▶ Given task
Take each line containing "information" and report it exactly as written.

(Data entries)
——
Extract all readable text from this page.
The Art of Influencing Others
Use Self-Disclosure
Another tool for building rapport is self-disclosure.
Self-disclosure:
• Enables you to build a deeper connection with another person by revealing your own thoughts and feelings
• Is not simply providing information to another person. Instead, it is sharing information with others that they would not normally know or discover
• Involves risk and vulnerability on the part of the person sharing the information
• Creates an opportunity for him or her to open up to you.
——
▶ Correct answer
• Is not simply providing information to another person. Instead, it is sharing information with others that they would not normally know or discover
• Involves risk and vulnerability on the part of the person sharing the information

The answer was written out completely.